For the listing underneath, give the count of lines containing the string "text" and nothing further.

Extracted material.
------------------------------------

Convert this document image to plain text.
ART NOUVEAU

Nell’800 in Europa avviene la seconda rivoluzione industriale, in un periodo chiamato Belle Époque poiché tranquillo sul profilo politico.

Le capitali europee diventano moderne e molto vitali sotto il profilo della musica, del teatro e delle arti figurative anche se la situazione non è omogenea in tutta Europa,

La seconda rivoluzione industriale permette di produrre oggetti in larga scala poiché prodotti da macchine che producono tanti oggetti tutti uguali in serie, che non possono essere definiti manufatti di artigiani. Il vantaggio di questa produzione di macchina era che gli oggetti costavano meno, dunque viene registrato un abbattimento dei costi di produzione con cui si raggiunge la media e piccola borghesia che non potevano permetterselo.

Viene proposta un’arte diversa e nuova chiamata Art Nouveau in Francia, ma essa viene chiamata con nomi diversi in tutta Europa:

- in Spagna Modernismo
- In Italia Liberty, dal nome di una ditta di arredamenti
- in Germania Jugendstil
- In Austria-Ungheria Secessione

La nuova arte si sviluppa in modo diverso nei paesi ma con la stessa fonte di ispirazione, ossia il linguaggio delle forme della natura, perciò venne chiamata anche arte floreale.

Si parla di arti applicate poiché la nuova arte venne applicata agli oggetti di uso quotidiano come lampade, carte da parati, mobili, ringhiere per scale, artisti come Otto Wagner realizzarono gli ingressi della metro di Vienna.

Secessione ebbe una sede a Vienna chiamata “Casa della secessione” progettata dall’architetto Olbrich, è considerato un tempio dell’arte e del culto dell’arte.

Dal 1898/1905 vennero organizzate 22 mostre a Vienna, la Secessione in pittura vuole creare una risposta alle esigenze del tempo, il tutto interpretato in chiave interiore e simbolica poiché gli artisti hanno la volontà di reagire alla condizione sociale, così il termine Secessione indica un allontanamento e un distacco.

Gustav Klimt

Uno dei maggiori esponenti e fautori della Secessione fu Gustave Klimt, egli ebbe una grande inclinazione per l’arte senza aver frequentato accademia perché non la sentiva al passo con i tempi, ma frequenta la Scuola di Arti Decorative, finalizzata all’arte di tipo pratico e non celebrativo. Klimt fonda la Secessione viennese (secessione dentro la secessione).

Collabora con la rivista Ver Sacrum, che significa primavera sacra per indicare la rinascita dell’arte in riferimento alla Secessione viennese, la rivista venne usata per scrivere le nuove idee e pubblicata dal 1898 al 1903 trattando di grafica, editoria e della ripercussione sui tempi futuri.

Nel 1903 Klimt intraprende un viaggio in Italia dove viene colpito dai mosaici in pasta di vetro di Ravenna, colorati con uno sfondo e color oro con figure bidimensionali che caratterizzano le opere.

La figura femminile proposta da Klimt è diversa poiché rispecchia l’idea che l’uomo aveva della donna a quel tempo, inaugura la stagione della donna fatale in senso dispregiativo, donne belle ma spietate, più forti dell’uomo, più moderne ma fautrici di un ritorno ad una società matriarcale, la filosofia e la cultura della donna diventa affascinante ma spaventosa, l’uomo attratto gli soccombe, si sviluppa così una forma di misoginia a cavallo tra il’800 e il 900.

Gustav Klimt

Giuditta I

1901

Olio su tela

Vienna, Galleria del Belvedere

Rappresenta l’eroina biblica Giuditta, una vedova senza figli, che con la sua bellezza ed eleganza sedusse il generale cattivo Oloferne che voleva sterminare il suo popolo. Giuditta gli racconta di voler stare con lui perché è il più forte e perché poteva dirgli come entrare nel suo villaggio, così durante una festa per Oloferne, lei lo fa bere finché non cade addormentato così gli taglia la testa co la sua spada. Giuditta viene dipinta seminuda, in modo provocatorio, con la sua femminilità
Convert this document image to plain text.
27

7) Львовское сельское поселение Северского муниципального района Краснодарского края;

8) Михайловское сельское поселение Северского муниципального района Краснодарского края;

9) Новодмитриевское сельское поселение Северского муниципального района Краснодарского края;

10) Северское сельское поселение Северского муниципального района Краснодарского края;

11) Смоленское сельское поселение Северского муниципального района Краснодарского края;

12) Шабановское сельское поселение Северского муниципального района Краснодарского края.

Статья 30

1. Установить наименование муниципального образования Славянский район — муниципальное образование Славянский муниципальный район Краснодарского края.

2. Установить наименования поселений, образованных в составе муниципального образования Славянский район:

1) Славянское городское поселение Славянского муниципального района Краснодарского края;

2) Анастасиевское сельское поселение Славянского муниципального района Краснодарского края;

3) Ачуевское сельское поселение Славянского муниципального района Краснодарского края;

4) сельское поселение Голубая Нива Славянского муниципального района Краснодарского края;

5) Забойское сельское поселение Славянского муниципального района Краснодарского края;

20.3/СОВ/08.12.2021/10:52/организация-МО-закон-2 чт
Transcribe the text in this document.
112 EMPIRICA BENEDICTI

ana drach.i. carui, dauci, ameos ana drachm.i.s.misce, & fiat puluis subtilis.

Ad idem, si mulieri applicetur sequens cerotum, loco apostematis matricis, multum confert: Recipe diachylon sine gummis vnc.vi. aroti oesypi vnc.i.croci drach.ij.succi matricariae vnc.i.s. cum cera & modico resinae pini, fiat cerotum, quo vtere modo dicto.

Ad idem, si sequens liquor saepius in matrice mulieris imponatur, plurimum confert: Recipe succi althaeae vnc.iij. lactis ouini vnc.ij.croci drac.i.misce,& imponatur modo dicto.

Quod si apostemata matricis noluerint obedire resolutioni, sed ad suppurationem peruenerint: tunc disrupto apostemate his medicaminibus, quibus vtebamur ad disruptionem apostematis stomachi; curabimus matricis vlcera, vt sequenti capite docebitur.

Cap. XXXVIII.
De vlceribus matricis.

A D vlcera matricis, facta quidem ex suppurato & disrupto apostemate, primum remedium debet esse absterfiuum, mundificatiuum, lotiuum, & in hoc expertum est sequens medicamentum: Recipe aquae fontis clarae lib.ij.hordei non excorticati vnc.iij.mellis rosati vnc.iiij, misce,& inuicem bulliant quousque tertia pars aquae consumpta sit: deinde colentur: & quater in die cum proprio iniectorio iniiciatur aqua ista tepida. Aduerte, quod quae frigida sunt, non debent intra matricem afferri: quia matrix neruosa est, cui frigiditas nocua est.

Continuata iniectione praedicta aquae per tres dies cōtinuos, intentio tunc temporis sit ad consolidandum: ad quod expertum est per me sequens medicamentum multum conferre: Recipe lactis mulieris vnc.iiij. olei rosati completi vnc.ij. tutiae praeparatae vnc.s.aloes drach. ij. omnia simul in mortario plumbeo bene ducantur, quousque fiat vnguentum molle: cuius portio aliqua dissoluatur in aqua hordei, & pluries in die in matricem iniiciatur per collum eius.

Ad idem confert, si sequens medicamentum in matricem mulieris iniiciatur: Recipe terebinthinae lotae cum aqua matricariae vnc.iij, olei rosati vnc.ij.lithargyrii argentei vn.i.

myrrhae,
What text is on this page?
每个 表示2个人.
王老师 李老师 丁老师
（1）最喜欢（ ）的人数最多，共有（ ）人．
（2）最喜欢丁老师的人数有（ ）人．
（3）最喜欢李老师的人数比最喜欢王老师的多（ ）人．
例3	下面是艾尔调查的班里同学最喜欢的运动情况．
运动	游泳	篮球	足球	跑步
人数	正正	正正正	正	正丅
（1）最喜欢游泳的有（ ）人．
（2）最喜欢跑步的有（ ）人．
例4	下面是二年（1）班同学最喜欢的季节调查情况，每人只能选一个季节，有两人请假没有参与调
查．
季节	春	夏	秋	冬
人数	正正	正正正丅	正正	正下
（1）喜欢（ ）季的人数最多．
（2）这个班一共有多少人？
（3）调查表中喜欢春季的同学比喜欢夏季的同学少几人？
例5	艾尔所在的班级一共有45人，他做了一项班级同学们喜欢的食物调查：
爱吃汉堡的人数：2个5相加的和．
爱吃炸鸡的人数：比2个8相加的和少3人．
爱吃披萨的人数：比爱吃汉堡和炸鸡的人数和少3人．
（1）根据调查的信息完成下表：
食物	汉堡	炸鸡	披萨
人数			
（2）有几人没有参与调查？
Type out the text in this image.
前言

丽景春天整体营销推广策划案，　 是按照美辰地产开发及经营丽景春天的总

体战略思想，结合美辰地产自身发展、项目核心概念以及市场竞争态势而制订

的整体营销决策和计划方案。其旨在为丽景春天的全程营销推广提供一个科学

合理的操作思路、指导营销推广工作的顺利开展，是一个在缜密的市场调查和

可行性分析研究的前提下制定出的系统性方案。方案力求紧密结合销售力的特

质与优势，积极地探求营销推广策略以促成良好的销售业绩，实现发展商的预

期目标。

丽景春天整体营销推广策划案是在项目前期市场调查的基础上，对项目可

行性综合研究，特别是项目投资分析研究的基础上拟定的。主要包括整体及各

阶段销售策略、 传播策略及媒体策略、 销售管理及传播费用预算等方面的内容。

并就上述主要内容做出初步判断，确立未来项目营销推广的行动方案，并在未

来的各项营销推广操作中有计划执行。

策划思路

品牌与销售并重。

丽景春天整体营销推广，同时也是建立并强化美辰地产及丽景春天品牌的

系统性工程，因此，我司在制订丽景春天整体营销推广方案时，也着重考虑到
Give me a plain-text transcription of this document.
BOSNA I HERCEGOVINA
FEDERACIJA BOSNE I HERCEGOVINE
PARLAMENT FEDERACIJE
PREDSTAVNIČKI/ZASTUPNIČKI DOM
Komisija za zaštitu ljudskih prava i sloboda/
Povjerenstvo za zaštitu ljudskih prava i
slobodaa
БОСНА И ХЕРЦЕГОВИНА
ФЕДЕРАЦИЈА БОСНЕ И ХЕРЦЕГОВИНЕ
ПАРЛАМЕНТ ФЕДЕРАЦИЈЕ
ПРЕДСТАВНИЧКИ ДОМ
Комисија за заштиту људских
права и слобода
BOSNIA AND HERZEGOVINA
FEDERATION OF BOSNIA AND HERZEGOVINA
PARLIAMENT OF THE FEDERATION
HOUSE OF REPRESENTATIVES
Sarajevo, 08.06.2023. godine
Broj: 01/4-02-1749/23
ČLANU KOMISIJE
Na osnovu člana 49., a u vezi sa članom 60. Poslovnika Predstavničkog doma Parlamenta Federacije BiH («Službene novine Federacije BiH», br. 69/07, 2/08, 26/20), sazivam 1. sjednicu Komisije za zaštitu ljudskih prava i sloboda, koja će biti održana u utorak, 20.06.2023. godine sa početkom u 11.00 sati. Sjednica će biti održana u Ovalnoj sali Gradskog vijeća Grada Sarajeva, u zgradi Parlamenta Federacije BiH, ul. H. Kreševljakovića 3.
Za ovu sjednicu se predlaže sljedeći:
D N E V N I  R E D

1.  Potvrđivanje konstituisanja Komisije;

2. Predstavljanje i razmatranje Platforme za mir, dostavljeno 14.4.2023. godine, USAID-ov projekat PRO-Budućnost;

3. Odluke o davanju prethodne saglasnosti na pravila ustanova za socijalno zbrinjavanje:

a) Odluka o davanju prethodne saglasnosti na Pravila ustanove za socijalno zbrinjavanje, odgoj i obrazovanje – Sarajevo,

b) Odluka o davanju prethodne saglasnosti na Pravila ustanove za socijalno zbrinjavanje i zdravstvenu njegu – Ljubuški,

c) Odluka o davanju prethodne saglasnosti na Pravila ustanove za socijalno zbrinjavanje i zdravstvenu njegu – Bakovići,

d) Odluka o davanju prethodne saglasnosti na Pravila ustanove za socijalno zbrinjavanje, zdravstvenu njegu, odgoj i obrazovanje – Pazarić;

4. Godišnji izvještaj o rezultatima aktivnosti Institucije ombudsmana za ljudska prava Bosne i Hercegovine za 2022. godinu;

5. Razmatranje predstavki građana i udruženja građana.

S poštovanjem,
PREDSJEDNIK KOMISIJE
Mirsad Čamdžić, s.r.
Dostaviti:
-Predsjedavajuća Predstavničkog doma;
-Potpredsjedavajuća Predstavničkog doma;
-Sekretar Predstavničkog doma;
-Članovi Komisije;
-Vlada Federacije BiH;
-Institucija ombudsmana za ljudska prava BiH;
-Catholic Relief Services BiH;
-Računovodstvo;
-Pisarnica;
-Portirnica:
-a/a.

------------------------------------

Answer to this problem. 6